== Page text

Posted on May 27, 2013 by Tristan Deratz in Curatorial.

Jeff Wall’s photographs are often densely referential, drawing upon sources as disparate as art history and outdoor advertising.

Two of his best known works, The Destroyed Room (1978) and A sudden gust of wind (after Hokusai) (1993), both on display at the MCA for Jeff Wall Photographs, appropriate significant works from art history.

Based on Hokusai’s 1830-1833 colour wood block print Ejiri in Suruga Province (a sudden gust of wind), Wall’s work A sudden gust of wind (after Hokusai) (1993) is an exemplar of the photo-montage techniques that he has often used in his practice.

Combining more than 100 individual photographs to create the work, Wall attempted to recreate the Hokusai work faithfully, while recontextualising it into a contemporary moment.

====
== Material supplied

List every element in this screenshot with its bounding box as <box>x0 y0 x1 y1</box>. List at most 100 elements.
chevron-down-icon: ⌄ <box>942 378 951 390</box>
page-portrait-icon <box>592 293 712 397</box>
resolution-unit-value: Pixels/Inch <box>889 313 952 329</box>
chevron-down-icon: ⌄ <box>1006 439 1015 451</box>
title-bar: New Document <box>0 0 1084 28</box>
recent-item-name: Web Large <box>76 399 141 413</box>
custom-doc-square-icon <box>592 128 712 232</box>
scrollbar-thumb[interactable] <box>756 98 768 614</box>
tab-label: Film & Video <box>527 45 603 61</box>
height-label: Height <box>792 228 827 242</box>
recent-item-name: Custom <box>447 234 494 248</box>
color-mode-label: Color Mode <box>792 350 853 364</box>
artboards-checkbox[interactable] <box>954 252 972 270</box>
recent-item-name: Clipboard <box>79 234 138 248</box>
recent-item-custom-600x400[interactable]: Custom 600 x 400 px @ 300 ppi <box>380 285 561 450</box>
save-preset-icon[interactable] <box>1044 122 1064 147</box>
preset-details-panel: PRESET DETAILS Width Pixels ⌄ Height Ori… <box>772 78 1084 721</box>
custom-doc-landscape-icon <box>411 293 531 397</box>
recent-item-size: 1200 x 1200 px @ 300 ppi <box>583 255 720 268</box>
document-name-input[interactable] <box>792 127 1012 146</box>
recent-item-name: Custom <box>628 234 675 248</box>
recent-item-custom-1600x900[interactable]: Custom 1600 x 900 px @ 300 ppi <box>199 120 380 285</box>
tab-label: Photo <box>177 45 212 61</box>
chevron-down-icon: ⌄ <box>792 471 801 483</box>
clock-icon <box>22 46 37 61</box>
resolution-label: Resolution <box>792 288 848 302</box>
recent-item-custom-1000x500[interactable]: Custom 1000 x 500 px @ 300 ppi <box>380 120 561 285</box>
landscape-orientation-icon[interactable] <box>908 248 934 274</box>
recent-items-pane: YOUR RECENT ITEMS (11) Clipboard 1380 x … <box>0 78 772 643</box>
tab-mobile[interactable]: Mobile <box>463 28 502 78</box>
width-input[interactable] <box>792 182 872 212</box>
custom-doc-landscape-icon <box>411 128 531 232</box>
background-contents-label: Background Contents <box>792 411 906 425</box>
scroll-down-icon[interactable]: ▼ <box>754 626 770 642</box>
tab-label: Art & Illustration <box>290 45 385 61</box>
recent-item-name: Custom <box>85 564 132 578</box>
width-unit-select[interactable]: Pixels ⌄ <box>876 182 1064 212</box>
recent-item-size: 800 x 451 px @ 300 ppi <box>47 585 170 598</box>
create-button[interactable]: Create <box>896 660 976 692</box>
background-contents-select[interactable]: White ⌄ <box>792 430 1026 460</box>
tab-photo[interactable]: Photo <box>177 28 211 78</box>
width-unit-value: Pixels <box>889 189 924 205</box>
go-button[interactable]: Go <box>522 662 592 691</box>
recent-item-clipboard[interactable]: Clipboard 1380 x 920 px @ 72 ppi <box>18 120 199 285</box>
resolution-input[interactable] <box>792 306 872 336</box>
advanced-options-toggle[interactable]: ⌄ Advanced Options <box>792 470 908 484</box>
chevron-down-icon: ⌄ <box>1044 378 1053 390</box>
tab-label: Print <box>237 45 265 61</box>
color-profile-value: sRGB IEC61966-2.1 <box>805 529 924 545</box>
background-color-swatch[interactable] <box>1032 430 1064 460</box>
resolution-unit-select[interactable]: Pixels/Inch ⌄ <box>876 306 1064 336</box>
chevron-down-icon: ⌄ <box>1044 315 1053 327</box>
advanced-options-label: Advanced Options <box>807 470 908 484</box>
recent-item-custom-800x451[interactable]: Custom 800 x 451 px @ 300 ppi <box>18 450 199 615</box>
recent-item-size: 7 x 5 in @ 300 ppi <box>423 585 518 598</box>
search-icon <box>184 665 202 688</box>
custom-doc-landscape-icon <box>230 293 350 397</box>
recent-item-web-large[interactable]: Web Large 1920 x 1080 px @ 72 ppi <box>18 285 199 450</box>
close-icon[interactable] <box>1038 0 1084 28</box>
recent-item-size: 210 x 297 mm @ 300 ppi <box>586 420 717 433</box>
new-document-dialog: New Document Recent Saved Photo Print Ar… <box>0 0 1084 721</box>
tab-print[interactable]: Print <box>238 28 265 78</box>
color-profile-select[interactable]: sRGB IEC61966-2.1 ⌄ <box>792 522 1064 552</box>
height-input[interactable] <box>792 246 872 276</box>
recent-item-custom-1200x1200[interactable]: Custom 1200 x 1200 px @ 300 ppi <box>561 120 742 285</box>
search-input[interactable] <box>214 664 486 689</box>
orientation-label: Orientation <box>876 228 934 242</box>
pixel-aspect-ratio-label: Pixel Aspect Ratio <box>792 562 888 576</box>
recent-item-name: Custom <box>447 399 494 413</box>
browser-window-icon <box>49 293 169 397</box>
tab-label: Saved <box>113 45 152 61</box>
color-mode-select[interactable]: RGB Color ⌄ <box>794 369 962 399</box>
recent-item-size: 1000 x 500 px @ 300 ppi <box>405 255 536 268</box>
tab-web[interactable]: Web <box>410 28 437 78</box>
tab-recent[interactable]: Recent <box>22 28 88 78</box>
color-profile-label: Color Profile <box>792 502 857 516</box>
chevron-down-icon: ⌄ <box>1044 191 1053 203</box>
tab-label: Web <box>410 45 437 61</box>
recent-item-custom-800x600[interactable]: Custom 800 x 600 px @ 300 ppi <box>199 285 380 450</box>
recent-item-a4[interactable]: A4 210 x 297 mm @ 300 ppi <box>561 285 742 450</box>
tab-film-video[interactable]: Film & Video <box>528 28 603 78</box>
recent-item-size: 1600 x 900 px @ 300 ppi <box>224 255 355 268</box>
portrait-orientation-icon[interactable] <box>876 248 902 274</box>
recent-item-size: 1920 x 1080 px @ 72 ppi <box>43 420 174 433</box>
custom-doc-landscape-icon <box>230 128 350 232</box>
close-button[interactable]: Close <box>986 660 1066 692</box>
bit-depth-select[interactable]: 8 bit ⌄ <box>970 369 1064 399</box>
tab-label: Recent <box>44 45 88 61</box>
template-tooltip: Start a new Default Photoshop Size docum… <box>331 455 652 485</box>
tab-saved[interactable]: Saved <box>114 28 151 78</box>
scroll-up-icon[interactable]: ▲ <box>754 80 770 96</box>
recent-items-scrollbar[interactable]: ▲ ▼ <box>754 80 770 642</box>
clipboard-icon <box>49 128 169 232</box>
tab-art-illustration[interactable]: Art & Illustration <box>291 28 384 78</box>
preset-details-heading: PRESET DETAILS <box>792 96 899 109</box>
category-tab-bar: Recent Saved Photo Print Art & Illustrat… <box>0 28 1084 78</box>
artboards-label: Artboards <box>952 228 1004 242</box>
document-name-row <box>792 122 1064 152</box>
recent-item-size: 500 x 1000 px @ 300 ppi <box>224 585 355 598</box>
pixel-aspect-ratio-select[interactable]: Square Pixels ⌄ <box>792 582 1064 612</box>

====

## Required actions:
#1 According to the post on Jeff Wall, how many individual photographs were combined to create A sudden gust of wind (after Hokusai)?
#2 Name every artwork that the post on Jeff Wall identifies by title.

## Responses for each task:
#1 More than 100.

#2
- The Destroyed Room (1978)
- A sudden gust of wind (after Hokusai) (1993)
- Ejiri in Suruga Province (a sudden gust of wind) (1830-1833)